START SELECTED EXCERPT

A Takagi-Sugeno Fuzzy Inference System for Developing a Sustainability Index of Biomass

Abstract

One aspect of the use of biomass for energy purposes which remains controversial concerns their full environmental sustainability. Considering the crucial importance of this problem, numerous authors have carried out evaluations of the environmental impact of the various types of biomass by means of several approaches. Although some of these methods are excellent environmental evaluation tools, they are unfortunately unable to manage uncertain input data. Instead, fuzzy-set based methods have proven to be able to deal with uncertainty in environmental topics. The original contributions proposed by fuzzy logic relate, on the one hand, to the representation of uncertain and vague information, and, on the other, to handling such information using fuzzy rules. A fuzzy inference system (FIS) constitutes the practice of framing mapping from the input to an output using fuzzy logic. In this paper, we propose an application of Takagi-Sugeno fuzzy inference modelling to build a synthetic index to assess the sustainability of production of the biomass for energy purposes.

1. Introduction

In the last few years, the idea of sustainability has had an increasingly central role in public debate and discussions concerning the use of natural resources and economic development. The theory of “sustainability” has originated a wide range of interpretations and meanings [1,2,3,4,5].

More recently, the idea of energy has been redrafted and a new model founded on the principle of sustainability has become increasingly popular. The idea of sustainable energy is founded on three main principles: production pertaining to technologies for generating energy, particularly those using renewable sources, use which encompasses the different classes of energy efficiency and saving, and environmental impact in terms of pollution and the use of natural resources, which should be minimized [6].

The International Energy Agency (IEA) underlines that achieving sustainability is essential to making a determined effort to activate the development and propagation of technologies for the decarbonization of the energy system. The Agency also stresses that the majority of technologies that could play a leading role in the shift towards low-carbon energy systems are still progressing very slowly [6].

Energy crops are specifically targeted in the production of biofuels (solid, liquid, and gaseous) and the development of vegetal products with specific attributes that make them suitable for industrial processing and transformation into energy. Energy crops can be considered among the most promising sources of renewable energy; however, we have to add that their environmental sustainability is still a rather controversial topic [7,8]. Although LCA is an excellent environmental evaluation tool, it is not able to manage uncertain input data. The procedure of measuring sustainability is a complex task because it must deal with attributes that in many cases are very difficult to define precisely. Furthermore, the available information can involve both qualitative and quantitative aspects.

Instead, fuzzy-set based methods, it has been proven, deal with uncertainty in environmental topics [9]. The innovative contribution proposed by fuzzy logic is the representation of uncertain and vague information using fuzzy rules. A fuzzy inference system (FIS) constitutes the practice of formulating mapping from the input to an output using fuzzy logic. The idea is to reproduce a solution by decoding it from the domain of knowledge with the calculus of fuzzy IF-THEN rules [9].

END SELECTED EXCERPT

§ EXERCISE BRIEF: Reproduce the passage of the biomass sustainability paper from "Instead, fuzzy-set based methods, it" to "IF-THEN rules [9].", word for word.

START RECORDED DATA

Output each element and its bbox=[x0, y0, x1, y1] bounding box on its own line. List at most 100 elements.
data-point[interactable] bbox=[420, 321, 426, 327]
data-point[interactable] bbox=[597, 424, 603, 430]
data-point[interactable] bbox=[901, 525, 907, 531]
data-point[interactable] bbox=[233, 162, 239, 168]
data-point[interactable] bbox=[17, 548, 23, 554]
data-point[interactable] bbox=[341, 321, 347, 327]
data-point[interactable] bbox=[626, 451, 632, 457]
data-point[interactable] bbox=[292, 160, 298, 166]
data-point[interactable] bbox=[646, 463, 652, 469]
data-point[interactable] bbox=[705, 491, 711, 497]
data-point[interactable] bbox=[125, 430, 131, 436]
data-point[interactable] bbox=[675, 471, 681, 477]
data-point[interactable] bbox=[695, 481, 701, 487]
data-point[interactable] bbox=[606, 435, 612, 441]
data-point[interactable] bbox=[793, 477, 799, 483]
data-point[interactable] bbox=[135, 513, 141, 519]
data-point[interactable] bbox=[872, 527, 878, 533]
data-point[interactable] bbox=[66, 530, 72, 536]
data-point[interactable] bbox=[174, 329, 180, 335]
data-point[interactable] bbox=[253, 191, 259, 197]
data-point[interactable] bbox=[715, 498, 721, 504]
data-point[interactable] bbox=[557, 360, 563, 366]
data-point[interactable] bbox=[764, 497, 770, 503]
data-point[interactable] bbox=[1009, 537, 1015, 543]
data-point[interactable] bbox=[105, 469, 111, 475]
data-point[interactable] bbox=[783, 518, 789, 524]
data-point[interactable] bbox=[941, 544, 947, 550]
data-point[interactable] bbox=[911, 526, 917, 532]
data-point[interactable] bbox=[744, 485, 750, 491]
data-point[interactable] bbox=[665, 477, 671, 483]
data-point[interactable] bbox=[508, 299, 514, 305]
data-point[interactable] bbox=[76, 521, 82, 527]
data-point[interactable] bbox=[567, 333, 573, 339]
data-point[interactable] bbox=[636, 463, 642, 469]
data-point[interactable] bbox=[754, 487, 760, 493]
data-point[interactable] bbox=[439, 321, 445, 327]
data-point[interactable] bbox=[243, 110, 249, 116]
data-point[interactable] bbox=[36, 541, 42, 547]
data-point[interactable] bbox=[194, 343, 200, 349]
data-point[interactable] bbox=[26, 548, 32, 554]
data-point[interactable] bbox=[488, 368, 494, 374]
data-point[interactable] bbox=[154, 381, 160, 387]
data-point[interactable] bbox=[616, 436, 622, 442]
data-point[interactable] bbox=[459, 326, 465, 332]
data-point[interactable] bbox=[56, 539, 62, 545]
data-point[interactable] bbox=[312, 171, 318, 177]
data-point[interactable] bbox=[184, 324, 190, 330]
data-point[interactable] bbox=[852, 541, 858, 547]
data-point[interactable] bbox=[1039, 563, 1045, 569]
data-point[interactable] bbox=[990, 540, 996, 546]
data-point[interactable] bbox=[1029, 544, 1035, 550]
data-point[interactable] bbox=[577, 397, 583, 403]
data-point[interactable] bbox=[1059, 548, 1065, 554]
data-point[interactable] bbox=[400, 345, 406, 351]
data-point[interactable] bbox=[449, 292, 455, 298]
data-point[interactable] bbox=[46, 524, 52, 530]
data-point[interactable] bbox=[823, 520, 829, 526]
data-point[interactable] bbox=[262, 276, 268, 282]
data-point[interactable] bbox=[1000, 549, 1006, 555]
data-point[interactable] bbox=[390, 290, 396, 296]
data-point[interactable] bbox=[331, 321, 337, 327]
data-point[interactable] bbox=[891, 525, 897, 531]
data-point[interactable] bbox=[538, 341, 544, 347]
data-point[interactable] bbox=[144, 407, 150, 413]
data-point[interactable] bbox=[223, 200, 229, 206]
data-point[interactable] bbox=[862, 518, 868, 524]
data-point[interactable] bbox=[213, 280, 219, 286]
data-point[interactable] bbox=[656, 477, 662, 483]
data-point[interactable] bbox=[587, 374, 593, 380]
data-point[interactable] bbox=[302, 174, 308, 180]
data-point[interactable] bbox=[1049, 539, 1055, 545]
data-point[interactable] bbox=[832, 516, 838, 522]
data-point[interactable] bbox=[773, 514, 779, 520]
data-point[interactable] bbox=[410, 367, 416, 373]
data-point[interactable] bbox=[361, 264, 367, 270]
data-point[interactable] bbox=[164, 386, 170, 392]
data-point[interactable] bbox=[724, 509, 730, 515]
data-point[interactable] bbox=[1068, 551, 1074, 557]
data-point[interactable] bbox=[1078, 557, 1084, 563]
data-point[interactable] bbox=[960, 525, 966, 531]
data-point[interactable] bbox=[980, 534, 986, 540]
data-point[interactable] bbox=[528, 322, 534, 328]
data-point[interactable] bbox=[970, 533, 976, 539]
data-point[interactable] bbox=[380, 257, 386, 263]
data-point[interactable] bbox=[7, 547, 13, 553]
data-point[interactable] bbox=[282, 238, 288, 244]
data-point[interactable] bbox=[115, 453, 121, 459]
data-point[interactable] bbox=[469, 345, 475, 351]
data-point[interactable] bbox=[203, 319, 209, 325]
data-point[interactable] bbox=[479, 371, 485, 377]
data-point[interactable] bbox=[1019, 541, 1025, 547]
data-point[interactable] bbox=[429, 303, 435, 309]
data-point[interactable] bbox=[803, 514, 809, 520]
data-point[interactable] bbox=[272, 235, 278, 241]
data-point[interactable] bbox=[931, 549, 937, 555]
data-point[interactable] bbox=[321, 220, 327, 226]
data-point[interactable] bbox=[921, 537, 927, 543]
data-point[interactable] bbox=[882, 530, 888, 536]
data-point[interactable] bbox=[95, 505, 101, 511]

END RECORDED DATA

§ OUTPUT OF THE EXERCISE:
Instead, fuzzy-set based methods, it has been proven, deal with uncertainty in environmental topics [9]. The innovative contribution proposed by fuzzy logic is the representation of uncertain and vague information using fuzzy rules. A fuzzy inference system (FIS) constitutes the practice of formulating mapping from the input to an output using fuzzy logic. The idea is to reproduce a solution by decoding it from the domain of knowledge with the calculus of fuzzy IF-THEN rules [9].